Copy every entry precisely.

::: Extracted entries :::

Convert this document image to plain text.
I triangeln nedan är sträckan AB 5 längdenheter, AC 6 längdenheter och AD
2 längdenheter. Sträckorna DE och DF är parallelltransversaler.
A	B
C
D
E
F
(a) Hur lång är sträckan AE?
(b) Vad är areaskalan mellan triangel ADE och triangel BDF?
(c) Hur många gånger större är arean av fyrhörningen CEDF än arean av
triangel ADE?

:::

#### [Problem solution]
Convert this document image to plain text.
I triangeln nedan är sträckan AB 5 längdenheter, AC 6 längdenheter och AD
2 längdenheter. Sträckorna DE och DF är parallelltransversaler.
A	B
C
D
E
F
(a) Hur lång är sträckan AE?
(b) Vad är areaskalan mellan triangel ADE och triangel BDF?
(c) Hur många gånger större är arean av fyrhörningen CEDF än arean av
triangel ADE?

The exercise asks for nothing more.